→ EXERCISE INSTRUCTIONS
Copy out all lines carrying the word "腸道知覺".

→ DATA FOR THIS EXERCISE
* START *
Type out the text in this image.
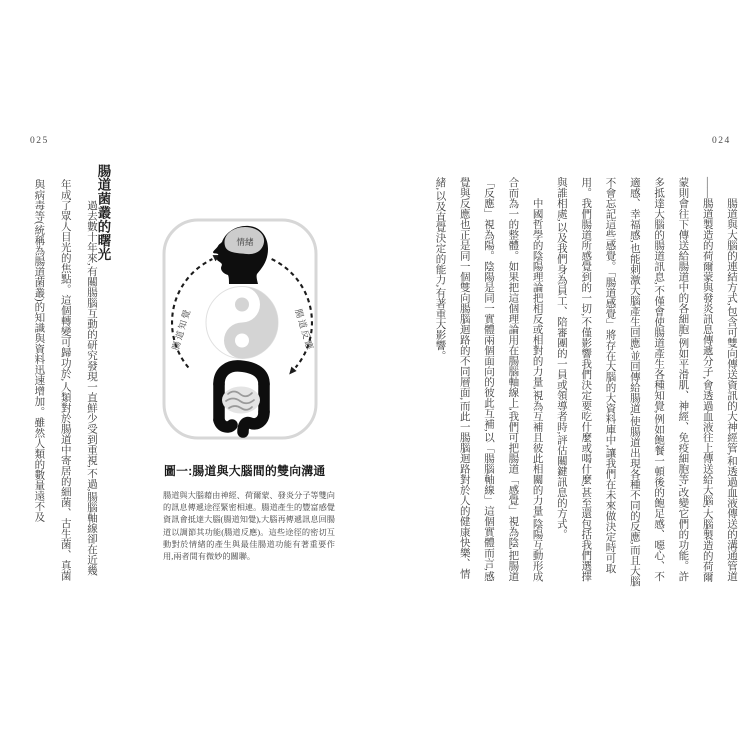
024

腸道與大腦的連結方式,包含可雙向傳送資訊的大神經管,和透過血液傳送的溝通管道——腸道製造的荷爾蒙與發炎訊息傳遞分子,會透過血液往上傳送給大腦;大腦製造的荷爾蒙則會往下傳送給腸道中的各細胞,例如平滑肌、神經、免疫細胞等,改變它們的功能。許多抵達大腦的腸道訊息,不僅會使腸道產生各種知覺,例如飽餐一頓後的飽足感、噁心、不適感、幸福感,也能刺激大腦產生回應,並回傳給腸道,使腸道出現各種不同的反應,而且大腦不會忘記這些感覺。「腸道感覺」將存在大腦的大資料庫中,讓我們在未來做決定時可取用。我們腸道所感覺到的一切,不僅影響我們決定要吃什麼或喝什麼,甚至還包括我們選擇與誰相處,以及我們身為員工、陪審團的一員或領導者時,評估關鍵訊息的方式。

中國哲學的陰陽理論把相反或相對的力量,視為互補且彼此相關的力量,陰陽互動形成合而為一的整體。如果把這個理論用在腸腦軸線上,我們可把腸道「感覺」視為陰,把腸道「反應」視為陽。陰陽是同一實體兩個面向的彼此互補,以「腸腦軸線」這個實體而言,感覺與反應也正是同一個雙向腸腦迴路的不同層面,而此一腸腦迴路對於人的健康快樂、情緒,以及直覺決定的能力,有著重大影響。

025
情緒
腸道知覺	腸道反應
圖一:腸道與大腦間的雙向溝通

腸道與大腦藉由神經、荷爾蒙、發炎分子等雙向的訊息傳遞途徑緊密相連。腸道產生的豐富感覺資訊會抵達大腦(腸道知覺),大腦再傳遞訊息回腸道以調節其功能(腸道反應)。這些途徑的密切互動對於情緒的產生與最佳腸道功能有著重要作用,兩者間有微妙的關聯。

腸道菌叢的曙光

過去數十年來,有關腸腦互動的研究發現一直鮮少受到重視,不過,腸腦軸線卻在近幾年成了眾人目光的焦點。這個轉變可歸功於,人類對於腸道中寄居的細菌、古生菌、真菌與病毒等(統稱為腸道菌叢)的知識與資料迅速增加。雖然人類的數量遠不及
* END *
→ SOLUTION TO THIS PROBLEM
腸道知覺	腸道反應
腸道與大腦藉由神經、荷爾蒙、發炎分子等雙向的訊息傳遞途徑緊密相連。腸道產生的豐富感覺資訊會抵達大腦(腸道知覺),大腦再傳遞訊息回腸道以調節其功能(腸道反應)。這些途徑的密切互動對於情緒的產生與最佳腸道功能有著重要作用,兩者間有微妙的關聯。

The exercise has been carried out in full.